Unsur SWOT memuat beberapa faktor
internal (kekuatan) diantaranya; (1)
Tersedia kawasan seluas 682 Ha dan dapat diperluas untuk mendukung pengembangan
berbagai komoditi tanaman dan ternak yang bernilai ekonomi tinggi, (2)
Pengembangan berbagai komoditi tanaman dan ternak dapat memberikan multiplier
pendapatan yang berarti bagi masyarakat dan wilayah, (3) Pengembangan kawasan
Wade dapat memberikan efek sebar bagi kemajuan desa-desa dan atau kawasan
sekitar baik di dalam maupun luar wilayah kecamatan, bahkan sampai pada wilayah
Kabupaten Alor, (4) Luas areal potensial 682 ha, 429 ha berlereng 0-15% dan 120 ha berlereng
15-30%, (5) Kesuburan fisik cukup baik (tekstur sedang), kedalaman efektif
cukup, (6) Kesuburan kimia cukup baik (kalium sedang-tinggi), (7) Curah hujan
875 mm per tahun, (8) Masyarakat telah mengusahakan tanaman pangan, perkebunan
(jambu mente) dan peternakan (sapi), (9) Produktivitas tanaman perkebunan cukup
baik, (10) Populasi ternak besar (sapi) 40 ekor, (11) Tersedianya sumberdaya
pakan dalam jumlah dan jenis bervariasi untuk mendukung perkembangan
peternakan.
Faktor internal yang menjadi kelemahan,
diantarany ; (1) Rendahnya aksesibilitas dari dan ke kawasan Wade, (2)
Rendahnya sarana dan prasarana penunjang produksi, seperti air, telekomunikasi,
(3) Rendahnya ketersediaan TK keluarga dan tingkat pengetahuan dan penguasaan
teknologi penunjang produksi, (4) Disparitas kemajuan wilayah antara bagian
selatan dengan bagian utara, timur dan barat di Kabupaten Lembata, (5) Status pemilikan
lahan (tanah adat), (6) Kesuburan kimia rendah (N, KTK, C organik), (7) Faktor
salinitas pada sebagian lahan, (8) Belum diterapkan teknologi budidaya dan
pasca panen, (9) Praktek usahatani tebas bakar, tanaman pangan pada lereng >
15%, (10) Kurang praktek usahatani konservasi, (11) Musim hujan relatif pendek,
(12) Curah hujan bersifat eradik (distribusi waktu tidak merata), dan (13) Air
tanah dangkal bersifat salin.

★ ★ ★ ★ ★

**PETUNJUK DAN KETENTUAN**. Lanjutkan teks tentang analisis SWOT kawasan Wade di atas, mulai tepat sesudah kalimat terakhirnya.

Entri elemen berkotak
★ ★ ★ ★ ★

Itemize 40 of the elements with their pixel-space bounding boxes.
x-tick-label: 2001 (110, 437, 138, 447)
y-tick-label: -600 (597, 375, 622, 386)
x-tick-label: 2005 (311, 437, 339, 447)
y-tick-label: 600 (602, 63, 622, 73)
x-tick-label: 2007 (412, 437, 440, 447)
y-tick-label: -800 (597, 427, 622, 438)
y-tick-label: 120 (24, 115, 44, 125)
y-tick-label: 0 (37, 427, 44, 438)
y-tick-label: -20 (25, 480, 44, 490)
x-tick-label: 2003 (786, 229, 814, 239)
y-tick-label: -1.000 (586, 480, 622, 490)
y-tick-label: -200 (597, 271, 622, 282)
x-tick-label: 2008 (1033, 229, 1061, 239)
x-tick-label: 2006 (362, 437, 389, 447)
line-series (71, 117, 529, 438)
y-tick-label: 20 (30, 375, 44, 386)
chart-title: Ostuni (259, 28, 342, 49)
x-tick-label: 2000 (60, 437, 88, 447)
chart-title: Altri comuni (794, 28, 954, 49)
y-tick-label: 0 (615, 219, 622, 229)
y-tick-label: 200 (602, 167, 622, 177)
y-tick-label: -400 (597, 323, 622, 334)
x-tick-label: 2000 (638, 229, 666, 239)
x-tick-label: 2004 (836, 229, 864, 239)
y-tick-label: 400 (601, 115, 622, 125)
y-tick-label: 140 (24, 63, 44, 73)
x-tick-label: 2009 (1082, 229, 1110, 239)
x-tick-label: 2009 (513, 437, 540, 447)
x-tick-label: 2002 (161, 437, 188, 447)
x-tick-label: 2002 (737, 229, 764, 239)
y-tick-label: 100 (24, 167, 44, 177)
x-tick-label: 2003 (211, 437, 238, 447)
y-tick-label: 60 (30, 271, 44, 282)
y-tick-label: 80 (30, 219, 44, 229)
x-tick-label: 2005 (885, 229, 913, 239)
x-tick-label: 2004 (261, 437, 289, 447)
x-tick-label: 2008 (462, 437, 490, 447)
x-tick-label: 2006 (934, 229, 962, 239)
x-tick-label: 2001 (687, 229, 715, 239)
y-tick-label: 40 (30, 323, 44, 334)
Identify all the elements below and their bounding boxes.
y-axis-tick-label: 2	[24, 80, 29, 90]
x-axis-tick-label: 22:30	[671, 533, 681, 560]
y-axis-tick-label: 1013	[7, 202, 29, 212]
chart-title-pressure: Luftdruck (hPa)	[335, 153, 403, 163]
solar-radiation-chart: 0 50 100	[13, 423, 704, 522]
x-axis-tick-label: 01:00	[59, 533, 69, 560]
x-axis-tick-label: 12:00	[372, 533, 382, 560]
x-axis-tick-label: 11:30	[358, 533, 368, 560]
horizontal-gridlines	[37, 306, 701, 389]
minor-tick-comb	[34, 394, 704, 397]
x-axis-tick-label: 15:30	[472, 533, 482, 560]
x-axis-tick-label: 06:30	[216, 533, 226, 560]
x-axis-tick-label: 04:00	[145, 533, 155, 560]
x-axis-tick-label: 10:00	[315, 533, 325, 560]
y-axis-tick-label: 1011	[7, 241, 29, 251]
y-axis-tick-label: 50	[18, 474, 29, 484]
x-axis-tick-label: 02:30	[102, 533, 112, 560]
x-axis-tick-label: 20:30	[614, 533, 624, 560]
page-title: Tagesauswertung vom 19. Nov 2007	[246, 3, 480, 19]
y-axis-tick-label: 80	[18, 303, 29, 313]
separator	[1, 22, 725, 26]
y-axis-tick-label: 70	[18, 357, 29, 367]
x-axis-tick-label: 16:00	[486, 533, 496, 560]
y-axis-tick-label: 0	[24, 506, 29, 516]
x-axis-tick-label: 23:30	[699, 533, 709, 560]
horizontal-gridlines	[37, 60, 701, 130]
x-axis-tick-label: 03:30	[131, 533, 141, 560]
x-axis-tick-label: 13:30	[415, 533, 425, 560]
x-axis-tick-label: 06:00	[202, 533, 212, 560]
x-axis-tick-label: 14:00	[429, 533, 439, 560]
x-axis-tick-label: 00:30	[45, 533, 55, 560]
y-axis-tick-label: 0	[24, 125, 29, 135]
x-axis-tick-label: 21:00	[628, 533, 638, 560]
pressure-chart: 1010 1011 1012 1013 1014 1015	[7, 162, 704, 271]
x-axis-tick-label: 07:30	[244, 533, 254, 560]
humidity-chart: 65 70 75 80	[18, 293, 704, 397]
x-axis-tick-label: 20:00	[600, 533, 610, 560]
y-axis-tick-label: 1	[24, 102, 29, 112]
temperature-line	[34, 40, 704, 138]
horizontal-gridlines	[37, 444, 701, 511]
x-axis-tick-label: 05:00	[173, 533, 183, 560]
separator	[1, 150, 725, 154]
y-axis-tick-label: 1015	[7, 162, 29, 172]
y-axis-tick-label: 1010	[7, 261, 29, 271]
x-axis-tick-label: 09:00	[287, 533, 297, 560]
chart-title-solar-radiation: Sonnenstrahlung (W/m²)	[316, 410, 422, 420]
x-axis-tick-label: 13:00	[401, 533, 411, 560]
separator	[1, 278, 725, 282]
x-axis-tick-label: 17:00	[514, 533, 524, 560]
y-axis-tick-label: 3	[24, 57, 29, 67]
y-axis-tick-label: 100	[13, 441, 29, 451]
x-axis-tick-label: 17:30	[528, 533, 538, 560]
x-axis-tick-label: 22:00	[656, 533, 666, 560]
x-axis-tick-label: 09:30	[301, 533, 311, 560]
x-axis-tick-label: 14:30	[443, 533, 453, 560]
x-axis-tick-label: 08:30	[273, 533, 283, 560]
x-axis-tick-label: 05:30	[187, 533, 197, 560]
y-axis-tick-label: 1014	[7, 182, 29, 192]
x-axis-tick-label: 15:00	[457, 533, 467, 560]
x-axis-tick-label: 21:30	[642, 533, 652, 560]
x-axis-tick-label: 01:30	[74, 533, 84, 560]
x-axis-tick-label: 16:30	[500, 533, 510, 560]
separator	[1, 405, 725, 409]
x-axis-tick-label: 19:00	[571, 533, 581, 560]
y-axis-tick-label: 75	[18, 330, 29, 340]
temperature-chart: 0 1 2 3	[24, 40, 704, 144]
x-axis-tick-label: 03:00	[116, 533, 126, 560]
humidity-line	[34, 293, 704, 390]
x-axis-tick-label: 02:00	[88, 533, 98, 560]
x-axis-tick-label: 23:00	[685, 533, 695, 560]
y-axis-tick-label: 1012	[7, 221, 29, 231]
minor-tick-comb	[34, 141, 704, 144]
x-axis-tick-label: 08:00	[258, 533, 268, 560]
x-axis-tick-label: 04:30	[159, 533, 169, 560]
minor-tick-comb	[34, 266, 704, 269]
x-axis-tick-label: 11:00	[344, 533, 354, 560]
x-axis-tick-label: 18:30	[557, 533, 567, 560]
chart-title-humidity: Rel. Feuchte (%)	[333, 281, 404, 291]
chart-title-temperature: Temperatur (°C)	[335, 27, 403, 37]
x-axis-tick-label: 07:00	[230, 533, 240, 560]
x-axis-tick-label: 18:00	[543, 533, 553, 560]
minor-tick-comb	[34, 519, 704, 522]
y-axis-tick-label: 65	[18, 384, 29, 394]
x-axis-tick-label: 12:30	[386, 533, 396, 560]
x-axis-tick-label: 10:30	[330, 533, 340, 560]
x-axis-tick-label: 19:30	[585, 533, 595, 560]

★ ★ ★ ★ ★

**HASIL LATIHAN**.
Faktor eksternal yang menjadi peluang
adalah; (1) Tingginya tingkat permintaan produk pertanian tanaman dan ternak
baik di dalam maupun luar wilayah Kabupaten Lembata, (2) Tersedianya dkungan
investasi pemerintah dan suasta untuk mengembangkan kawasan-kawasan potensial
di wilayah perbatasan dan tertinggal, (3) Pengembangan
berbagai komoditas sesuai kondisi agroklimat. Sementara faktor eksternal yang
menjadi ancaman yaitu; (1) Pengembangan
kawasan yang memiliki potensi yang sama di wilayah Kabupaten lain terdekat yang
lebih maju, (2) Jenis dan macam produk barang dan jasa yang sama dan dihasilkan
di wilayah lain, (3) Degradasi lahan, dan (4) Curah hujan bersifat
eradik.
Berdasarkan
analisis faktor-faktor internal dan eksternal yang meliputi kekuatan,
kelemahan, peluang dan ancaman terhadap semua aspek pengembangan maka beberapa
isu utama yang menjadi permasalahan atau kendala dalam pengembangan kawasan
Wade adalah: (1) Aspek pemanfaatan potensi lahan yang belum optimal, (2) Aspek
teknik budidaya dan pasca panen. Strategi yang perlu ditetapkan untuk
pengembangan kawasan Wade adalah; (1) Optimalkan pemanfaatan sumberdaya lahan
dengan memperhatikan produktivitas dan keberlanjutan sumberdaya tersebut, (2) Meningkatkan
program pemberdayaan masyarakat petani, dan (3) Meningkatkan jumlah dan mutu
produksi pertanian dan peternakan. Strategi lainnya yang dapat lakukan adalah ; (1) Optimalisasi
penggunaan sumberdaya biofisik, (2) Optimalisasi teknik budidaya dan pasca
panen, (3) Optimalisasi penggunaan sumberdaya biofisik, (4) Optimalisasi teknik
budidaya dan pasca panen, (5) Optimalisasi sumberdaya biofisik, (6)
Optimalisasi teknik budidaya dan pasca panen.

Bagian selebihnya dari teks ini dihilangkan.